* _Challenge_:
Output the material below in full, exactly as it is.
====== Input for this task ======
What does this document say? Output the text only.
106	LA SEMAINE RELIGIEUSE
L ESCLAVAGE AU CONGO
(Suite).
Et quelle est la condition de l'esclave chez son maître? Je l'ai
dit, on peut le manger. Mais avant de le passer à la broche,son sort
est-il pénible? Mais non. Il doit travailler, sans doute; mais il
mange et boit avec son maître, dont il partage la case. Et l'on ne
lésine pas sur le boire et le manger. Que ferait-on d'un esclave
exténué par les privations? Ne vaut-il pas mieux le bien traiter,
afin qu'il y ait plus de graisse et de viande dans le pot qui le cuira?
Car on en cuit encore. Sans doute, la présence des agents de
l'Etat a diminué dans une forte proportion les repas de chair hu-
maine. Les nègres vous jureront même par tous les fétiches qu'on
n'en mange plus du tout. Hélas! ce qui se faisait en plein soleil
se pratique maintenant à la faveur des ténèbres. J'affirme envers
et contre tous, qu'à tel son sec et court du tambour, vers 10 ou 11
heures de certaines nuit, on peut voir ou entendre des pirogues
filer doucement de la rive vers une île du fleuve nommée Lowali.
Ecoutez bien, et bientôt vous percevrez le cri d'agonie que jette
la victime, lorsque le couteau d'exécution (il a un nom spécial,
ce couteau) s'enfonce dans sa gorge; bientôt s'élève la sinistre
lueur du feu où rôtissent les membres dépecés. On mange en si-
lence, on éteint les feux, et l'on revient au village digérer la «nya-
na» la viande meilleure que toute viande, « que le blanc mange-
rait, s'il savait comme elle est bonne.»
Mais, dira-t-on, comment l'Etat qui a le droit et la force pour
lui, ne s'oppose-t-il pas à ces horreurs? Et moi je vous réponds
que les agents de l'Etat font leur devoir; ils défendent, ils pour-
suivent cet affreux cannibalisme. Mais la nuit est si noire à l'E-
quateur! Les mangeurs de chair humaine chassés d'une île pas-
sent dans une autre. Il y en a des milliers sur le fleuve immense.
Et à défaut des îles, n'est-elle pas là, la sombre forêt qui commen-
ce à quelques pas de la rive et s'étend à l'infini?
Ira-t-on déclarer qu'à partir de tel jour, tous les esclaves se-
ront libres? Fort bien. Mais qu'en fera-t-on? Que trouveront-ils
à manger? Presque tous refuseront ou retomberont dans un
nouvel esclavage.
======
* _Result of the task_:
What does this document say? Output the text only.
106	LA SEMAINE RELIGIEUSE
L ESCLAVAGE AU CONGO
(Suite).
Et quelle est la condition de l'esclave chez son maître? Je l'ai
dit, on peut le manger. Mais avant de le passer à la broche,son sort
est-il pénible? Mais non. Il doit travailler, sans doute; mais il
mange et boit avec son maître, dont il partage la case. Et l'on ne
lésine pas sur le boire et le manger. Que ferait-on d'un esclave
exténué par les privations? Ne vaut-il pas mieux le bien traiter,
afin qu'il y ait plus de graisse et de viande dans le pot qui le cuira?
Car on en cuit encore. Sans doute, la présence des agents de
l'Etat a diminué dans une forte proportion les repas de chair hu-
maine. Les nègres vous jureront même par tous les fétiches qu'on
n'en mange plus du tout. Hélas! ce qui se faisait en plein soleil
se pratique maintenant à la faveur des ténèbres. J'affirme envers
et contre tous, qu'à tel son sec et court du tambour, vers 10 ou 11
heures de certaines nuit, on peut voir ou entendre des pirogues
filer doucement de la rive vers une île du fleuve nommée Lowali.
Ecoutez bien, et bientôt vous percevrez le cri d'agonie que jette
la victime, lorsque le couteau d'exécution (il a un nom spécial,
ce couteau) s'enfonce dans sa gorge; bientôt s'élève la sinistre
lueur du feu où rôtissent les membres dépecés. On mange en si-
lence, on éteint les feux, et l'on revient au village digérer la «nya-
na» la viande meilleure que toute viande, « que le blanc mange-
rait, s'il savait comme elle est bonne.»
Mais, dira-t-on, comment l'Etat qui a le droit et la force pour
lui, ne s'oppose-t-il pas à ces horreurs? Et moi je vous réponds
que les agents de l'Etat font leur devoir; ils défendent, ils pour-
suivent cet affreux cannibalisme. Mais la nuit est si noire à l'E-
quateur! Les mangeurs de chair humaine chassés d'une île pas-
sent dans une autre. Il y en a des milliers sur le fleuve immense.
Et à défaut des îles, n'est-elle pas là, la sombre forêt qui commen-
ce à quelques pas de la rive et s'étend à l'infini?
Ira-t-on déclarer qu'à partir de tel jour, tous les esclaves se-
ront libres? Fort bien. Mais qu'en fera-t-on? Que trouveront-ils
à manger? Presque tous refuseront ou retomberont dans un
nouvel esclavage.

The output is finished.